Annotated element listings:

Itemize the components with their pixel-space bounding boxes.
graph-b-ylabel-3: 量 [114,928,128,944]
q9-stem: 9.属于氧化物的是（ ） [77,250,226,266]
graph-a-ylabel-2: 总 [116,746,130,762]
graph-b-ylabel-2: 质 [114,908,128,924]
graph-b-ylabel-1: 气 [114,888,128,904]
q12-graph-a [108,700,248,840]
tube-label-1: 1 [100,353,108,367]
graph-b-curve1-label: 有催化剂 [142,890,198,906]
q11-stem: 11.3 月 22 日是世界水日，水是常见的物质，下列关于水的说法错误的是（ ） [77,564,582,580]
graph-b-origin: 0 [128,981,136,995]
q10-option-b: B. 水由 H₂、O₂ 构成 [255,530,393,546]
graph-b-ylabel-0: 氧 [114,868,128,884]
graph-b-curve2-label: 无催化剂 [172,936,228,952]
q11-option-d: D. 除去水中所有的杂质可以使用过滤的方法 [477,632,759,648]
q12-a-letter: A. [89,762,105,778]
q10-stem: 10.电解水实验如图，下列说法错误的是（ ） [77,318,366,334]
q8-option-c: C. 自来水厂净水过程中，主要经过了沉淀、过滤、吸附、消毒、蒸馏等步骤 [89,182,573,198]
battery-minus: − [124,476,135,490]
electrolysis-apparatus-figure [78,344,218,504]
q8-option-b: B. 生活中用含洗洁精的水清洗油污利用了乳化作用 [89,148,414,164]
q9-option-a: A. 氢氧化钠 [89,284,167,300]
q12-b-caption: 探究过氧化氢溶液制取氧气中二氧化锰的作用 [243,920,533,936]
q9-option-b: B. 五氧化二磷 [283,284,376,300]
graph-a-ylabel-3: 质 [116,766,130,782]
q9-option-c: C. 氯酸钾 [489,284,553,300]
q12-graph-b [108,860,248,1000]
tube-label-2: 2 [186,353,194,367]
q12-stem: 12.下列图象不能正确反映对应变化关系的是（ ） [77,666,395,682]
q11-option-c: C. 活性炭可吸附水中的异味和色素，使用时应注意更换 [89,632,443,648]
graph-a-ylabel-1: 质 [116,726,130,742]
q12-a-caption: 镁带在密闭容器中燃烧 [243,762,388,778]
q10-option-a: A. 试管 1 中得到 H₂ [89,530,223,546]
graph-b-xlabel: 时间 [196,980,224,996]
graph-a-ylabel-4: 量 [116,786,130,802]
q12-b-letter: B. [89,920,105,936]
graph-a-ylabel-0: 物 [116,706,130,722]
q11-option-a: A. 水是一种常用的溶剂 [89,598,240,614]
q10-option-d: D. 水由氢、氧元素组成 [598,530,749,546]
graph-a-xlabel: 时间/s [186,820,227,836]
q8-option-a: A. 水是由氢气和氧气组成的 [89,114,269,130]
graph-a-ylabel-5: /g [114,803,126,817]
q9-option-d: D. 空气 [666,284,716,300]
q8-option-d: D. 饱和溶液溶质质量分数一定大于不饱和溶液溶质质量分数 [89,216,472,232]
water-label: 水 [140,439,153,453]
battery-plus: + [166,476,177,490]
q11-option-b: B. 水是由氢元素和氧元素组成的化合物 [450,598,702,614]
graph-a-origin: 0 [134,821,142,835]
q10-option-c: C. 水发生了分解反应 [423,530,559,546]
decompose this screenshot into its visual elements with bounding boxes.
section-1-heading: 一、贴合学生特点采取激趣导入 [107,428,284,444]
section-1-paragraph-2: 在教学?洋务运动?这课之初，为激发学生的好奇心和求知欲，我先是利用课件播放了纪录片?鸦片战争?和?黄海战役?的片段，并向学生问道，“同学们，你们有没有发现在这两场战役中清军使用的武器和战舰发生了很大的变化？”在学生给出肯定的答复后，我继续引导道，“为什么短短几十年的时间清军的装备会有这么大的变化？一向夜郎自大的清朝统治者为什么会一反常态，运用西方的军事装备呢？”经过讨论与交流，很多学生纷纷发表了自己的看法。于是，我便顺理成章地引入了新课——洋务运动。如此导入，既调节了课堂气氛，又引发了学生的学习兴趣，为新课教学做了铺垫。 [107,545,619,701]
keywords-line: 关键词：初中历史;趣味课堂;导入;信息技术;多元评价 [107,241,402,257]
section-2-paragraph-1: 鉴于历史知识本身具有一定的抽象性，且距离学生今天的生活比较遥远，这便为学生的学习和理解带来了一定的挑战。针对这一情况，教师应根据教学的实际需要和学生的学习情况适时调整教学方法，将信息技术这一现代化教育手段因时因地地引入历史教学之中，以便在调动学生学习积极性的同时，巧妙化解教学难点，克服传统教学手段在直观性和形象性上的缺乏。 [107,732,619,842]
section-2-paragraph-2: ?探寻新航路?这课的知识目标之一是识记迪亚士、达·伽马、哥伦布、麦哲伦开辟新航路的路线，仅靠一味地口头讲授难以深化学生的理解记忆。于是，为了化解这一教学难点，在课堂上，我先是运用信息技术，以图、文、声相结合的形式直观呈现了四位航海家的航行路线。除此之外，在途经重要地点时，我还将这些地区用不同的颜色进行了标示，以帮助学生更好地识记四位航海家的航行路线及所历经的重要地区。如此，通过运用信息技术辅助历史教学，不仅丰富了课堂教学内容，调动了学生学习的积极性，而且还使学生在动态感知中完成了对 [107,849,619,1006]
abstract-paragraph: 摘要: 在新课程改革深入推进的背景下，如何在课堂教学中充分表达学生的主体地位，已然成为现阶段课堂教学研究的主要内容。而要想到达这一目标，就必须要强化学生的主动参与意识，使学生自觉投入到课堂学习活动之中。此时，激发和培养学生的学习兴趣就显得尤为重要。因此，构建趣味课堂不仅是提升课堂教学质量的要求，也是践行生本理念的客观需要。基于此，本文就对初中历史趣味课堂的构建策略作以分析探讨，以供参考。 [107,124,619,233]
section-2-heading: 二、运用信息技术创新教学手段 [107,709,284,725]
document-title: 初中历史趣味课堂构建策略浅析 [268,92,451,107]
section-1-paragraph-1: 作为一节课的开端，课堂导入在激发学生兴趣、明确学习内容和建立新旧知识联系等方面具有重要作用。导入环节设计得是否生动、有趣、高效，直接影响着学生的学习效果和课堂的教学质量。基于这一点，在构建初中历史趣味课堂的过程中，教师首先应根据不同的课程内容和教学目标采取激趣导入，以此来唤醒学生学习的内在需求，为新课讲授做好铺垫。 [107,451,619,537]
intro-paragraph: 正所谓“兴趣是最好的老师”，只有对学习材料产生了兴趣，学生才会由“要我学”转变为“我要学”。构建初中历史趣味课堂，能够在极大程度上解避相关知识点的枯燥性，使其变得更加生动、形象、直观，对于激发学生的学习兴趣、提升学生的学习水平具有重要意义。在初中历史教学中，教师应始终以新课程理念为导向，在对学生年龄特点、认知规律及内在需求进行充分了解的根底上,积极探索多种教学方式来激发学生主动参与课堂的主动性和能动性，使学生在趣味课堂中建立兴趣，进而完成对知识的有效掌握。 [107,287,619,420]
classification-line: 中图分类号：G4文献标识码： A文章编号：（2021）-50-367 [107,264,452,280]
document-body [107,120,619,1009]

Task to complete:
Convert every line of the items above into a JSON list of strings, with one string per line and blank lines omitted.

Written response:
[
  "Itemize the components with their pixel-space bounding boxes.",
  "graph-b-ylabel-3: 量 [114,928,128,944]",
  "q9-stem: 9.属于氧化物的是（ ） [77,250,226,266]",
  "graph-a-ylabel-2: 总 [116,746,130,762]",
  "graph-b-ylabel-2: 质 [114,908,128,924]",
  "graph-b-ylabel-1: 气 [114,888,128,904]",
  "q12-graph-a [108,700,248,840]",
  "tube-label-1: 1 [100,353,108,367]",
  "graph-b-curve1-label: 有催化剂 [142,890,198,906]",
  "q11-stem: 11.3 月 22 日是世界水日，水是常见的物质，下列关于水的说法错误的是（ ） [77,564,582,580]",
  "graph-b-origin: 0 [128,981,136,995]",
  "q10-option-b: B. 水由 H₂、O₂ 构成 [255,530,393,546]",
  "graph-b-ylabel-0: 氧 [114,868,128,884]",
  "graph-b-curve2-label: 无催化剂 [172,936,228,952]",
  "q11-option-d: D. 除去水中所有的杂质可以使用过滤的方法 [477,632,759,648]",
  "q12-a-letter: A. [89,762,105,778]",
  "q10-stem: 10.电解水实验如图，下列说法错误的是（ ） [77,318,366,334]",
  "q8-option-c: C. 自来水厂净水过程中，主要经过了沉淀、过滤、吸附、消毒、蒸馏等步骤 [89,182,573,198]",
  "battery-minus: − [124,476,135,490]",
  "electrolysis-apparatus-figure [78,344,218,504]",
  "q8-option-b: B. 生活中用含洗洁精的水清洗油污利用了乳化作用 [89,148,414,164]",
  "q9-option-a: A. 氢氧化钠 [89,284,167,300]",
  "q12-b-caption: 探究过氧化氢溶液制取氧气中二氧化锰的作用 [243,920,533,936]",
  "q9-option-b: B. 五氧化二磷 [283,284,376,300]",
  "graph-a-ylabel-3: 质 [116,766,130,782]",
  "q9-option-c: C. 氯酸钾 [489,284,553,300]",
  "q12-graph-b [108,860,248,1000]",
  "tube-label-2: 2 [186,353,194,367]",
  "q12-stem: 12.下列图象不能正确反映对应变化关系的是（ ） [77,666,395,682]",
  "q11-option-c: C. 活性炭可吸附水中的异味和色素，使用时应注意更换 [89,632,443,648]",
  "graph-a-ylabel-1: 质 [116,726,130,742]",
  "q12-a-caption: 镁带在密闭容器中燃烧 [243,762,388,778]",
  "q10-option-a: A. 试管 1 中得到 H₂ [89,530,223,546]",
  "graph-b-xlabel: 时间 [196,980,224,996]",
  "graph-a-ylabel-4: 量 [116,786,130,802]",
  "q12-b-letter: B. [89,920,105,936]",
  "graph-a-ylabel-0: 物 [116,706,130,722]",
  "q11-option-a: A. 水是一种常用的溶剂 [89,598,240,614]",
  "q10-option-d: D. 水由氢、氧元素组成 [598,530,749,546]",
  "graph-a-xlabel: 时间/s [186,820,227,836]",
  "q8-option-a: A. 水是由氢气和氧气组成的 [89,114,269,130]",
  "graph-a-ylabel-5: /g [114,803,126,817]",
  "q9-option-d: D. 空气 [666,284,716,300]",
  "q8-option-d: D. 饱和溶液溶质质量分数一定大于不饱和溶液溶质质量分数 [89,216,472,232]",
  "water-label: 水 [140,439,153,453]",
  "battery-plus: + [166,476,177,490]",
  "q11-option-b: B. 水是由氢元素和氧元素组成的化合物 [450,598,702,614]",
  "graph-a-origin: 0 [134,821,142,835]",
  "q10-option-c: C. 水发生了分解反应 [423,530,559,546]",
  "decompose this screenshot into its visual elements with bounding boxes.",
  "section-1-heading: 一、贴合学生特点采取激趣导入 [107,428,284,444]",
  "section-1-paragraph-2: 在教学?洋务运动?这课之初，为激发学生的好奇心和求知欲，我先是利用课件播放了纪录片?鸦片战争?和?黄海战役?的片段，并向学生问道，“同学们，你们有没有发现在这两场战役中清军使用的武器和战舰发生了很大的变化？”在学生给出肯定的答复后，我继续引导道，“为什么短短几十年的时间清军的装备会有这么大的变化？一向夜郎自大的清朝统治者为什么会一反常态，运用西方的军事装备呢？”经过讨论与交流，很多学生纷纷发表了自己的看法。于是，我便顺理成章地引入了新课——洋务运动。如此导入，既调节了课堂气氛，又引发了学生的学习兴趣，为新课教学做了铺垫。 [107,545,619,701]",
  "keywords-line: 关键词：初中历史;趣味课堂;导入;信息技术;多元评价 [107,241,402,257]",
  "section-2-paragraph-1: 鉴于历史知识本身具有一定的抽象性，且距离学生今天的生活比较遥远，这便为学生的学习和理解带来了一定的挑战。针对这一情况，教师应根据教学的实际需要和学生的学习情况适时调整教学方法，将信息技术这一现代化教育手段因时因地地引入历史教学之中，以便在调动学生学习积极性的同时，巧妙化解教学难点，克服传统教学手段在直观性和形象性上的缺乏。 [107,732,619,842]",
  "section-2-paragraph-2: ?探寻新航路?这课的知识目标之一是识记迪亚士、达·伽马、哥伦布、麦哲伦开辟新航路的路线，仅靠一味地口头讲授难以深化学生的理解记忆。于是，为了化解这一教学难点，在课堂上，我先是运用信息技术，以图、文、声相结合的形式直观呈现了四位航海家的航行路线。除此之外，在途经重要地点时，我还将这些地区用不同的颜色进行了标示，以帮助学生更好地识记四位航海家的航行路线及所历经的重要地区。如此，通过运用信息技术辅助历史教学，不仅丰富了课堂教学内容，调动了学生学习的积极性，而且还使学生在动态感知中完成了对 [107,849,619,1006]",
  "abstract-paragraph: 摘要: 在新课程改革深入推进的背景下，如何在课堂教学中充分表达学生的主体地位，已然成为现阶段课堂教学研究的主要内容。而要想到达这一目标，就必须要强化学生的主动参与意识，使学生自觉投入到课堂学习活动之中。此时，激发和培养学生的学习兴趣就显得尤为重要。因此，构建趣味课堂不仅是提升课堂教学质量的要求，也是践行生本理念的客观需要。基于此，本文就对初中历史趣味课堂的构建策略作以分析探讨，以供参考。 [107,124,619,233]",
  "section-2-heading: 二、运用信息技术创新教学手段 [107,709,284,725]",
  "document-title: 初中历史趣味课堂构建策略浅析 [268,92,451,107]",
  "section-1-paragraph-1: 作为一节课的开端，课堂导入在激发学生兴趣、明确学习内容和建立新旧知识联系等方面具有重要作用。导入环节设计得是否生动、有趣、高效，直接影响着学生的学习效果和课堂的教学质量。基于这一点，在构建初中历史趣味课堂的过程中，教师首先应根据不同的课程内容和教学目标采取激趣导入，以此来唤醒学生学习的内在需求，为新课讲授做好铺垫。 [107,451,619,537]",
  "intro-paragraph: 正所谓“兴趣是最好的老师”，只有对学习材料产生了兴趣，学生才会由“要我学”转变为“我要学”。构建初中历史趣味课堂，能够在极大程度上解避相关知识点的枯燥性，使其变得更加生动、形象、直观，对于激发学生的学习兴趣、提升学生的学习水平具有重要意义。在初中历史教学中，教师应始终以新课程理念为导向，在对学生年龄特点、认知规律及内在需求进行充分了解的根底上,积极探索多种教学方式来激发学生主动参与课堂的主动性和能动性，使学生在趣味课堂中建立兴趣，进而完成对知识的有效掌握。 [107,287,619,420]",
  "classification-line: 中图分类号：G4文献标识码： A文章编号：（2021）-50-367 [107,264,452,280]",
  "document-body [107,120,619,1009]"
]